> Data to process:
————

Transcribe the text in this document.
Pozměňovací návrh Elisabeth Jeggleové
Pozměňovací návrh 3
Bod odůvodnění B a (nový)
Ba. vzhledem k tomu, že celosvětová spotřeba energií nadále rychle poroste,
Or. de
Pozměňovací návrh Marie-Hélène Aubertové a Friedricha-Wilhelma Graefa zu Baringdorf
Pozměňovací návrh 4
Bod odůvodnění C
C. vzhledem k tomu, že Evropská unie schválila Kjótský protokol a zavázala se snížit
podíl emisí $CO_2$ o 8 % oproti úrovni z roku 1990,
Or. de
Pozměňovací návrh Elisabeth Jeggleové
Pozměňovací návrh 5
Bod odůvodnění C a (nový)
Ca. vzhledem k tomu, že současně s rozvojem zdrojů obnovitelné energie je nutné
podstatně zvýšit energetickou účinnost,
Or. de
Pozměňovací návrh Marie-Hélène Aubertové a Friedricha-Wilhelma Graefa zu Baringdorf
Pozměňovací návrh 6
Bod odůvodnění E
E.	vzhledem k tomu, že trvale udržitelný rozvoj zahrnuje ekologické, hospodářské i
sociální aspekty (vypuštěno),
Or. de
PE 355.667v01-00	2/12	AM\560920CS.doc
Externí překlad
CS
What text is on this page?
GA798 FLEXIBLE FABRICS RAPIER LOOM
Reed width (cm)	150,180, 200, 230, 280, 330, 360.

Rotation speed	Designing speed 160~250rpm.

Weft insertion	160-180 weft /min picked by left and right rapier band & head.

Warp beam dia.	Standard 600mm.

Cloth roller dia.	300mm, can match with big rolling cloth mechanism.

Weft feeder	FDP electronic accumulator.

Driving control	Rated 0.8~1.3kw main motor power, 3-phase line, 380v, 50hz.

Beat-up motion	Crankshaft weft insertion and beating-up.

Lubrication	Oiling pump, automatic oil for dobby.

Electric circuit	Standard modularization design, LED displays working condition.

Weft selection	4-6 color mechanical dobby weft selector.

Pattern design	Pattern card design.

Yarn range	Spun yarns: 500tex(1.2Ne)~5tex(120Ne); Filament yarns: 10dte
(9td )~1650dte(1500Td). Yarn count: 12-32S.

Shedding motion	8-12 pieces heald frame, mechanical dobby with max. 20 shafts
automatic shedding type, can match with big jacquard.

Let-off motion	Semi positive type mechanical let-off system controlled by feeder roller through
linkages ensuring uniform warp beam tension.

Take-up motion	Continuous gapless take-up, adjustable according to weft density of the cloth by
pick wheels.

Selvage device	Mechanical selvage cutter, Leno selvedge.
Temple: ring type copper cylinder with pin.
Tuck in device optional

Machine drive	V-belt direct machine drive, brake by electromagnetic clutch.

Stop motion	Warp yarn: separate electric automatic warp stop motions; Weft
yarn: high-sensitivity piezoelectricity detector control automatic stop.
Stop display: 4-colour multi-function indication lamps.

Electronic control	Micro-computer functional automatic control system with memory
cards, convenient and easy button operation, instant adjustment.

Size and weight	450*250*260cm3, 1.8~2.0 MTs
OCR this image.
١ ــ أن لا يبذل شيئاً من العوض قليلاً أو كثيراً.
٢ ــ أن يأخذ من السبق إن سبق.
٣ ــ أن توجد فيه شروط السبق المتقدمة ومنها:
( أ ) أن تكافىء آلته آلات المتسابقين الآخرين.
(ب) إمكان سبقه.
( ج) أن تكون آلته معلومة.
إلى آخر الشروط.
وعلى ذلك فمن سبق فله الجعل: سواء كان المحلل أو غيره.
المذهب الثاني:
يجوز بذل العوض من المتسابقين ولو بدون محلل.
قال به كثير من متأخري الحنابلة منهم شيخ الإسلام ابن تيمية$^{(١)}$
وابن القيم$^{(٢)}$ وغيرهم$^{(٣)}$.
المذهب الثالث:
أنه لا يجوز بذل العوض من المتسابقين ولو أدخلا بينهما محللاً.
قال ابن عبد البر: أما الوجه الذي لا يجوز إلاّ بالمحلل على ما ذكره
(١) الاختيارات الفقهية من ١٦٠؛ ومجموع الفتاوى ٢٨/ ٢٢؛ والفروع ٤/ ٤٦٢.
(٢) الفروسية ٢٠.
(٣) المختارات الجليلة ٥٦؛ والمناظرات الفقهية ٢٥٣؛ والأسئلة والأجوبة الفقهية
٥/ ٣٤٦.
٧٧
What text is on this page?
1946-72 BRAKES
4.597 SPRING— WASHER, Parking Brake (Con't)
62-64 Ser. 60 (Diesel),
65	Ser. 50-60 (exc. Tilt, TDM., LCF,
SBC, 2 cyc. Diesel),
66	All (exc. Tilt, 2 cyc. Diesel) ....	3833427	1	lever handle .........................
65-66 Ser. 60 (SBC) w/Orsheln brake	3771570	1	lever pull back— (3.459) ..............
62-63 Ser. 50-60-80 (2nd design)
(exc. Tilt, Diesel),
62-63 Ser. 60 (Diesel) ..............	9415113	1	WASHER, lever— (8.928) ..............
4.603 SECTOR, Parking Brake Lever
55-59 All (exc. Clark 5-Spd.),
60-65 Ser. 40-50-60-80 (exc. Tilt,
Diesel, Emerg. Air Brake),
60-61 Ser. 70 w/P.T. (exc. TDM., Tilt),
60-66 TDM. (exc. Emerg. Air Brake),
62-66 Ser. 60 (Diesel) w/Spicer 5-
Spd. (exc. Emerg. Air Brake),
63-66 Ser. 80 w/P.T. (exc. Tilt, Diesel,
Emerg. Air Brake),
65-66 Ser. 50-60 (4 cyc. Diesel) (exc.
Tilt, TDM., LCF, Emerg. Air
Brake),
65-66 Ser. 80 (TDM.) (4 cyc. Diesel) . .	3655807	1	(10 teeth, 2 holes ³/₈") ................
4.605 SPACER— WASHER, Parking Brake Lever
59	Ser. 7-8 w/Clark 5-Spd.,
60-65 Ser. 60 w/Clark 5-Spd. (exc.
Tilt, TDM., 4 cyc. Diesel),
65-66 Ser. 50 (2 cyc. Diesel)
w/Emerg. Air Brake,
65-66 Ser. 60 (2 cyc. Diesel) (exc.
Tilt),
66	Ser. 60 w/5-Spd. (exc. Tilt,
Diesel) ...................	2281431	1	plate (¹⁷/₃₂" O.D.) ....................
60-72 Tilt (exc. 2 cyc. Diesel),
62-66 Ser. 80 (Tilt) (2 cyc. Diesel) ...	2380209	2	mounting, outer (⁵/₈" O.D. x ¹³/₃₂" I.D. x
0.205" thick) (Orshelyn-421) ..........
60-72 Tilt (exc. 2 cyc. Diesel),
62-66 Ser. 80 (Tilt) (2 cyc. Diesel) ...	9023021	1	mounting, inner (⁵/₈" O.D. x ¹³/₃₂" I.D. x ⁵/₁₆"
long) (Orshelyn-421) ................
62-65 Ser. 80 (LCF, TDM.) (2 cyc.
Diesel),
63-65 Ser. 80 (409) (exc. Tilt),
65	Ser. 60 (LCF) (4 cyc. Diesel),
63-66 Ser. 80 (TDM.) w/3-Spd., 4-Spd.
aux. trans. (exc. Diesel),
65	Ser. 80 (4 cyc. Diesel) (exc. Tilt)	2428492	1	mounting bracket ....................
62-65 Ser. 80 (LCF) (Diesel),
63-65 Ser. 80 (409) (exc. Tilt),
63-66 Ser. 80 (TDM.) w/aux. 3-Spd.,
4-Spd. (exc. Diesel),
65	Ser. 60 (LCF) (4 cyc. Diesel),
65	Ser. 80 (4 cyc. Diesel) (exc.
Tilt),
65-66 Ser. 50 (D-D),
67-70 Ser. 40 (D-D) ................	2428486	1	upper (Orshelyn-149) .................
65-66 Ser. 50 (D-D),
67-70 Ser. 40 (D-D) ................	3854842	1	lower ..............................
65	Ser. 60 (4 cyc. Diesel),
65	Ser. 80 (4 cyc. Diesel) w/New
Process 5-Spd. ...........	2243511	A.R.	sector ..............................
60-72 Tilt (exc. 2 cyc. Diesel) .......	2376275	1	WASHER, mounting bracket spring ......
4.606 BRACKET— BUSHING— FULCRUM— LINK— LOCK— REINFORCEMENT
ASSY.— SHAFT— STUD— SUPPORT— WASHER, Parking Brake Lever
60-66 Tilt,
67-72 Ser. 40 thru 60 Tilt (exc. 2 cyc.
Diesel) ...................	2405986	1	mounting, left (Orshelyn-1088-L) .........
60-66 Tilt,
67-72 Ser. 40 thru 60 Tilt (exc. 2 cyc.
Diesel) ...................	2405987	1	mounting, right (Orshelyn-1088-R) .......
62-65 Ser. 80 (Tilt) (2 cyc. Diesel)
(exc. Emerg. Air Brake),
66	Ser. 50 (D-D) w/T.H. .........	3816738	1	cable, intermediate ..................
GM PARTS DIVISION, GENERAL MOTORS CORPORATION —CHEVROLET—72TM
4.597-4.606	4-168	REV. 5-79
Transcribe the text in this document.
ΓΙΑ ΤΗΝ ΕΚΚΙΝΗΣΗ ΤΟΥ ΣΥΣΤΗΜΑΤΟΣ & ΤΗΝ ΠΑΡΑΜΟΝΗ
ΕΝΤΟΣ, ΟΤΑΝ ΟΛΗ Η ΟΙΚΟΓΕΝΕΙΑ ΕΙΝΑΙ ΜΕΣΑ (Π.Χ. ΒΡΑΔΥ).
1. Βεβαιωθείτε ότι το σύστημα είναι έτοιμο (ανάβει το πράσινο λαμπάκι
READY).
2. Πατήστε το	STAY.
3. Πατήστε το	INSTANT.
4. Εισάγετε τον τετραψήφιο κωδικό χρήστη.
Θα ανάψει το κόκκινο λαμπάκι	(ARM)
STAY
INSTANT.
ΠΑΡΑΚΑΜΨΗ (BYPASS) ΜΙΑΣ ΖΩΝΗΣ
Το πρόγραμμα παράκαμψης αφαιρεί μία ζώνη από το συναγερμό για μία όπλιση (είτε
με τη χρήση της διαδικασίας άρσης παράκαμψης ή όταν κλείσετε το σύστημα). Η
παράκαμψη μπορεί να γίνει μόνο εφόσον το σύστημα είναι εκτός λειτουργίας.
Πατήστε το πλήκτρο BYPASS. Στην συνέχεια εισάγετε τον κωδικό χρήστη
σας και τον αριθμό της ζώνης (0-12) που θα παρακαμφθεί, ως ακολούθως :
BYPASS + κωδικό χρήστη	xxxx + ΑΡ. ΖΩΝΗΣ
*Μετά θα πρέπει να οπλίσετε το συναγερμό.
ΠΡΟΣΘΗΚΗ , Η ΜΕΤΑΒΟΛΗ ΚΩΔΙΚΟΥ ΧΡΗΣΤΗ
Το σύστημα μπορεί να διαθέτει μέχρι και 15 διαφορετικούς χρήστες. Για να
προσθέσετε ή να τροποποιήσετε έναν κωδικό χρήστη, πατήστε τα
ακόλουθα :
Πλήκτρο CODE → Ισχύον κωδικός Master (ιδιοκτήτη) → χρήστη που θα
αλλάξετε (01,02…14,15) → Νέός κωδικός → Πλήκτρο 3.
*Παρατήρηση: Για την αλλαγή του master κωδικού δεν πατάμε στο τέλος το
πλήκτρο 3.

————

> Instructions to follow:
Copy out all lines that carry the word "system".

> Task answer:
Let-off motion	Semi positive type mechanical let-off system controlled by feeder roller through
Electronic control	Micro-computer functional automatic control system with memory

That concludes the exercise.